## WHAT IS EXPECTED
Identify each line containing the word "enunciados" and copy it.

━━━━━━━━━━━━━━━━━━━━━━━━━━━━━━

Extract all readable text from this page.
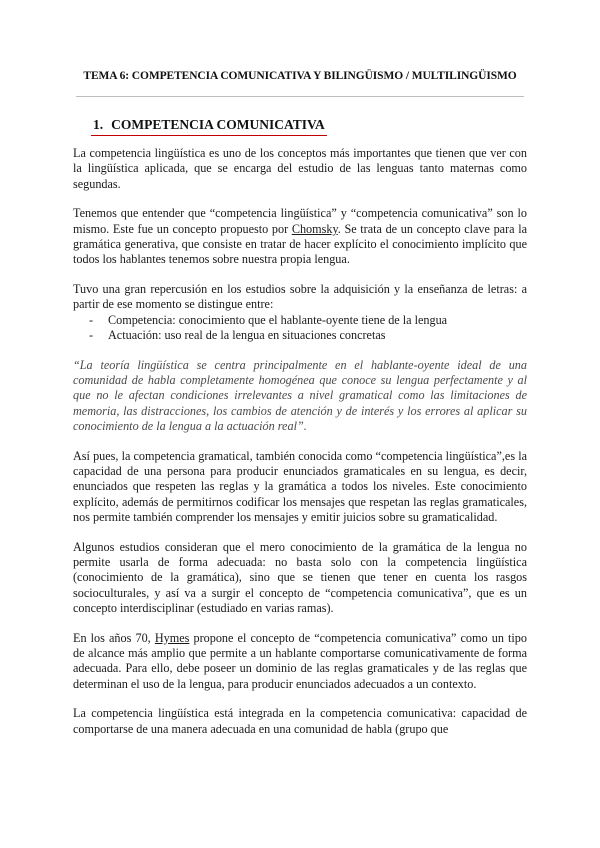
TEMA 6: COMPETENCIA COMUNICATIVA Y BILINGÜISMO / MULTILINGÜISMO
1. COMPETENCIA COMUNICATIVA

La competencia lingüística es uno de los conceptos más importantes que tienen que ver con la lingüística aplicada, que se encarga del estudio de las lenguas tanto maternas como segundas.

Tenemos que entender que “competencia lingüística” y “competencia comunicativa” son lo mismo. Este fue un concepto propuesto por Chomsky. Se trata de un concepto clave para la gramática generativa, que consiste en tratar de hacer explícito el conocimiento implícito que todos los hablantes tenemos sobre nuestra propia lengua.

Tuvo una gran repercusión en los estudios sobre la adquisición y la enseñanza de letras: a partir de ese momento se distingue entre:

-	Competencia: conocimiento que el hablante-oyente tiene de la lengua
-	Actuación: uso real de la lengua en situaciones concretas

“La teoría lingüística se centra principalmente en el hablante-oyente ideal de una comunidad de habla completamente homogénea que conoce su lengua perfectamente y al que no le afectan condiciones irrelevantes a nivel gramatical como las limitaciones de memoria, las distracciones, los cambios de atención y de interés y los errores al aplicar su conocimiento de la lengua a la actuación real”.

Así pues, la competencia gramatical, también conocida como “competencia lingüística”,es la capacidad de una persona para producir enunciados gramaticales en su lengua, es decir, enunciados que respeten las reglas y la gramática a todos los niveles. Este conocimiento explícito, además de permitirnos codificar los mensajes que respetan las reglas gramaticales, nos permite también comprender los mensajes y emitir juicios sobre su gramaticalidad.

Algunos estudios consideran que el mero conocimiento de la gramática de la lengua no permite usarla de forma adecuada: no basta solo con la competencia lingüística (conocimiento de la gramática), sino que se tienen que tener en cuenta los rasgos socioculturales, y así va a surgir el concepto de “competencia comunicativa”, que es un concepto interdisciplinar (estudiado en varias ramas).

En los años 70, Hymes propone el concepto de “competencia comunicativa” como un tipo de alcance más amplio que permite a un hablante comportarse comunicativamente de forma adecuada. Para ello, debe poseer un dominio de las reglas gramaticales y de las reglas que determinan el uso de la lengua, para producir enunciados adecuados a un contexto.

La competencia lingüística está integrada en la competencia comunicativa: capacidad de comportarse de una manera adecuada en una comunidad de habla (grupo que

━━━━━━━━━━━━━━━━━━━━━━━━━━━━━━

## FULL ANSWER
Así pues, la competencia gramatical, también conocida como “competencia lingüística”,es la capacidad de una persona para producir enunciados gramaticales en su lengua, es decir, enunciados que respeten las reglas y la gramática a todos los niveles. Este conocimiento explícito, además de permitirnos codificar los mensajes que respetan las reglas gramaticales, nos permite también comprender los mensajes y emitir juicios sobre su gramaticalidad.
En los años 70, Hymes propone el concepto de “competencia comunicativa” como un tipo de alcance más amplio que permite a un hablante comportarse comunicativamente de forma adecuada. Para ello, debe poseer un dominio de las reglas gramaticales y de las reglas que determinan el uso de la lengua, para producir enunciados adecuados a un contexto.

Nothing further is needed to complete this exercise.